■ Description of the task
Extract every line from the records below that contains the word "structured".

## begin

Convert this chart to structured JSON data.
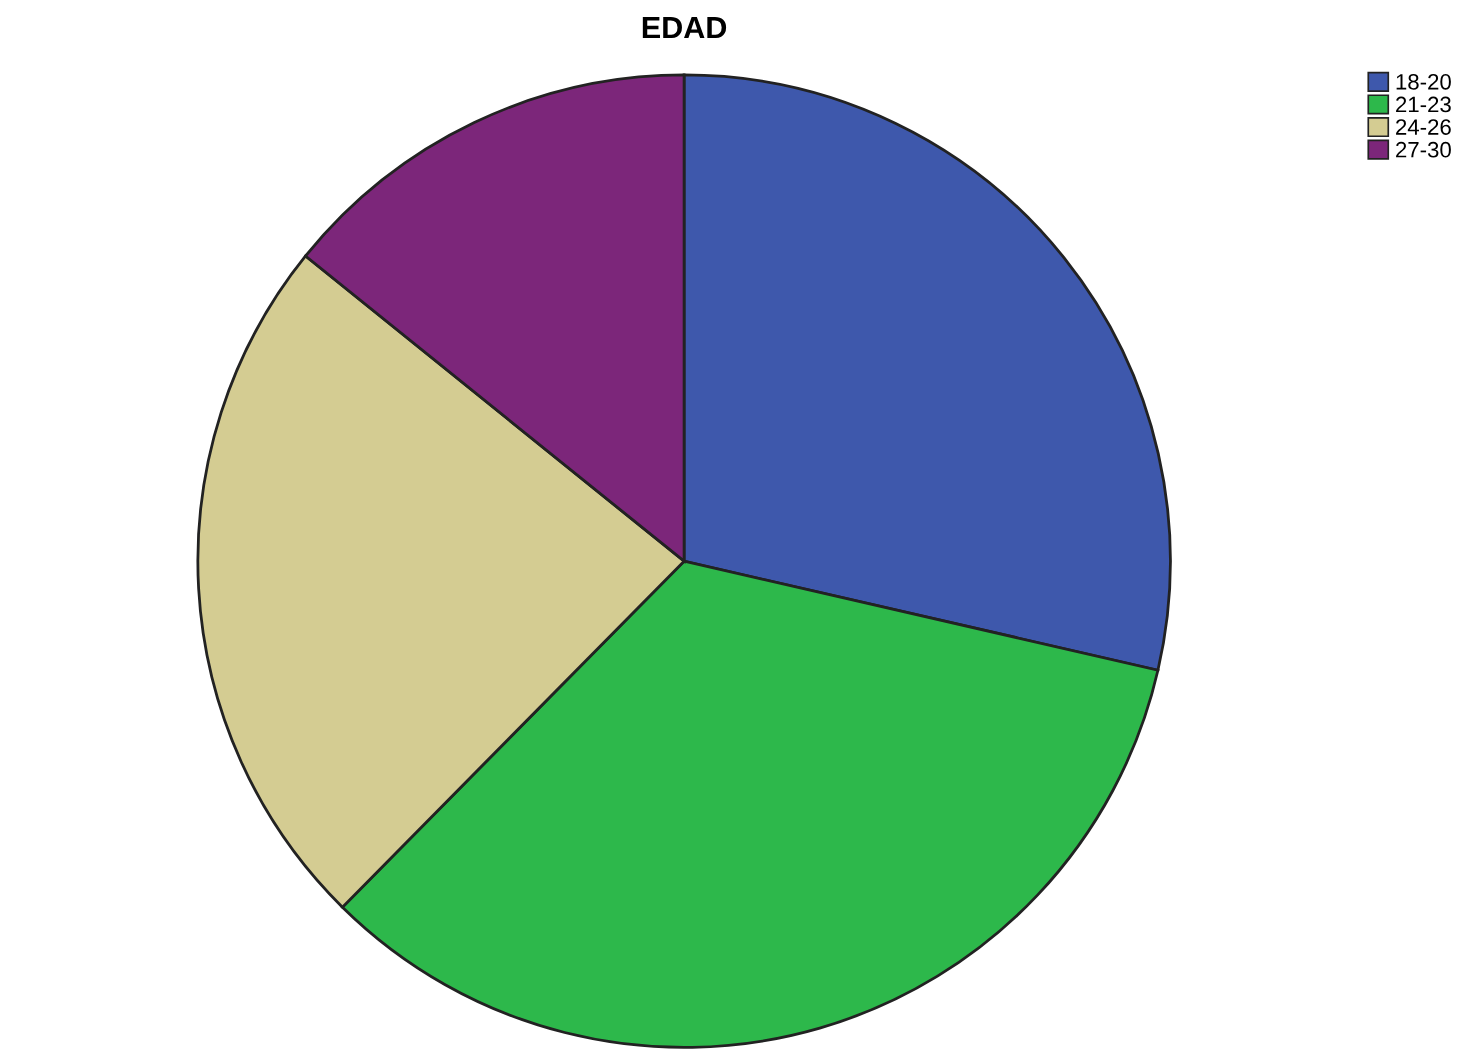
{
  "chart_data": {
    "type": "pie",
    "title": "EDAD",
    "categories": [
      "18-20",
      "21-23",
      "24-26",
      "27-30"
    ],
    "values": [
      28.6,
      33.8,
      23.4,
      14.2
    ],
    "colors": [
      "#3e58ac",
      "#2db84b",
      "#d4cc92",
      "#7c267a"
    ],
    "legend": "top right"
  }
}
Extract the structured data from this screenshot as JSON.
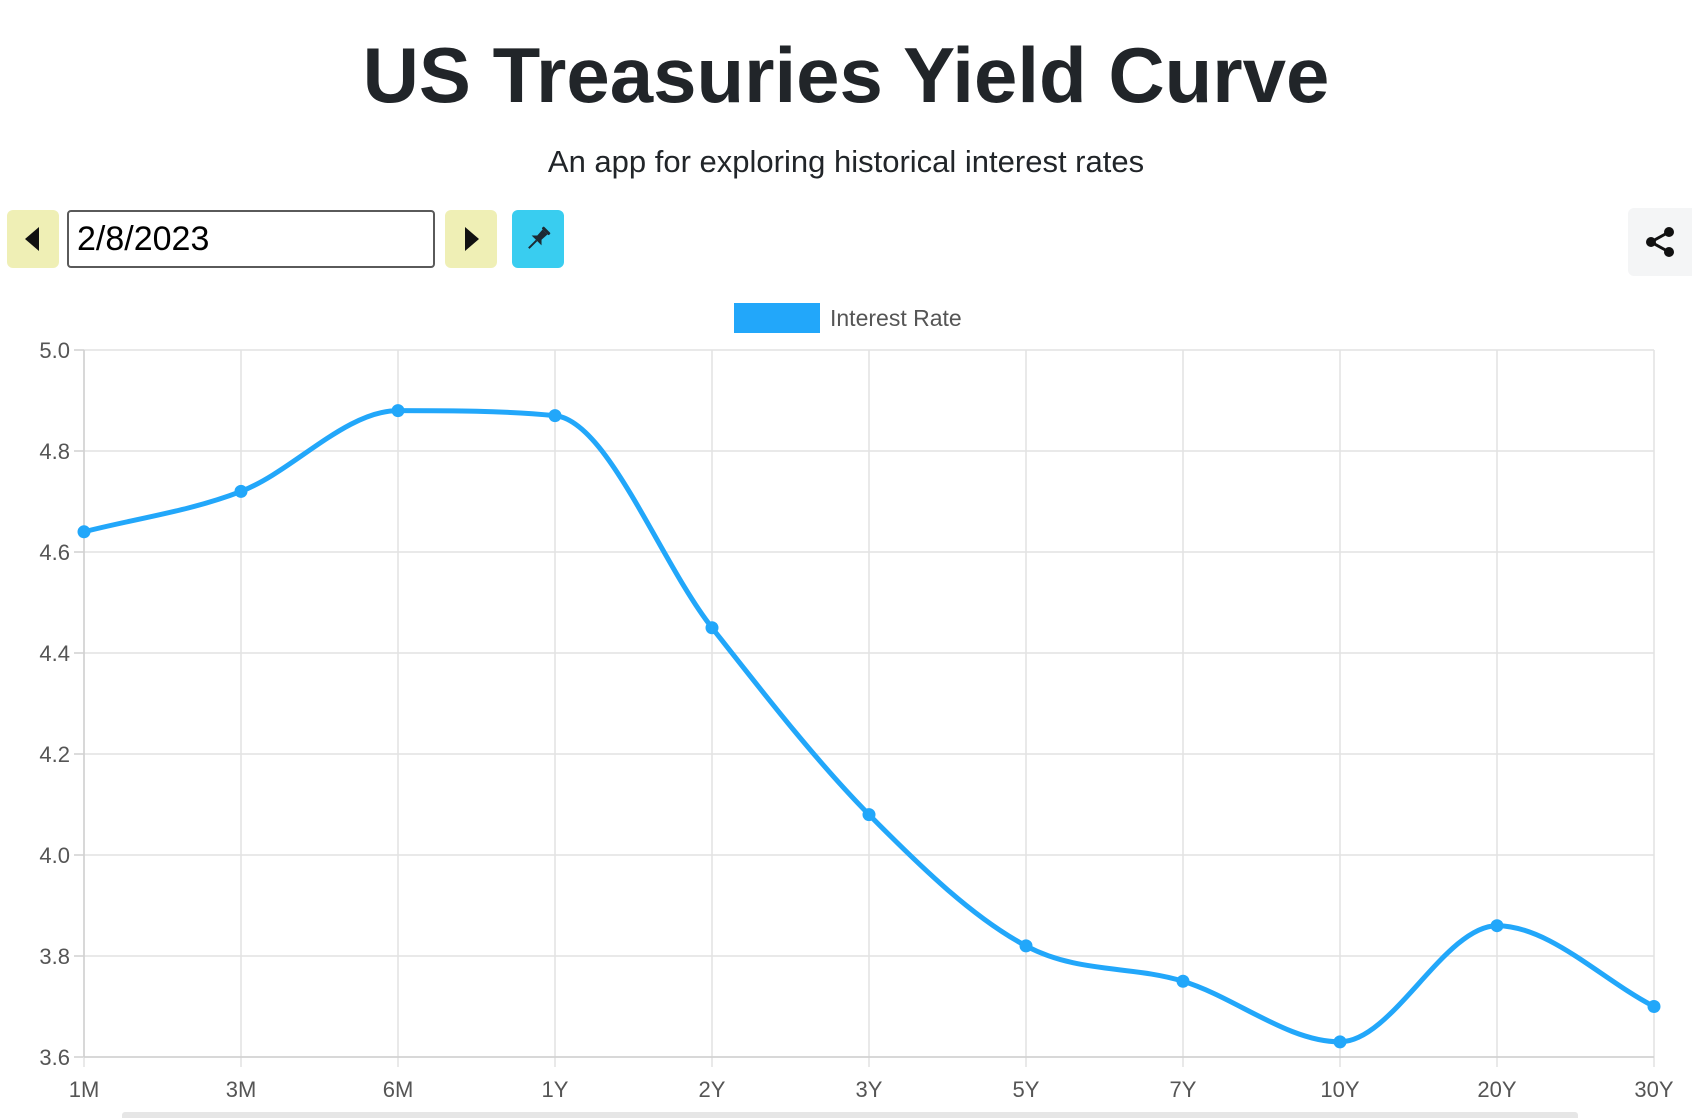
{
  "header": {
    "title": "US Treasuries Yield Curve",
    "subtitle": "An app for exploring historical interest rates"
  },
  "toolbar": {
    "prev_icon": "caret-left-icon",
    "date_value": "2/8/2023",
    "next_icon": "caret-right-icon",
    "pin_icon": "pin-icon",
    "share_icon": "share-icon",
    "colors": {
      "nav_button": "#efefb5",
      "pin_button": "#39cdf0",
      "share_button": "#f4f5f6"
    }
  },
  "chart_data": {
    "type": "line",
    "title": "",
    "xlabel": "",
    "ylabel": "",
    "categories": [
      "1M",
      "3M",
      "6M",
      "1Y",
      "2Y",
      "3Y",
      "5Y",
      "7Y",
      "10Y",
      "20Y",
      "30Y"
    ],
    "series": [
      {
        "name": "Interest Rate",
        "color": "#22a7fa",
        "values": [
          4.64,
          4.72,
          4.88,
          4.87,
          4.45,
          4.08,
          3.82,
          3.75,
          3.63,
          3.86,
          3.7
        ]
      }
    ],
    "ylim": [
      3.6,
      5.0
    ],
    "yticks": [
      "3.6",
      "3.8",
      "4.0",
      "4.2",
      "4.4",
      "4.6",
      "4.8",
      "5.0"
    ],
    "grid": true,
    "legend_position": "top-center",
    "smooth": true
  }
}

## end

■ Solution for this problem
Convert this chart to structured JSON data.
Extract the structured data from this screenshot as JSON.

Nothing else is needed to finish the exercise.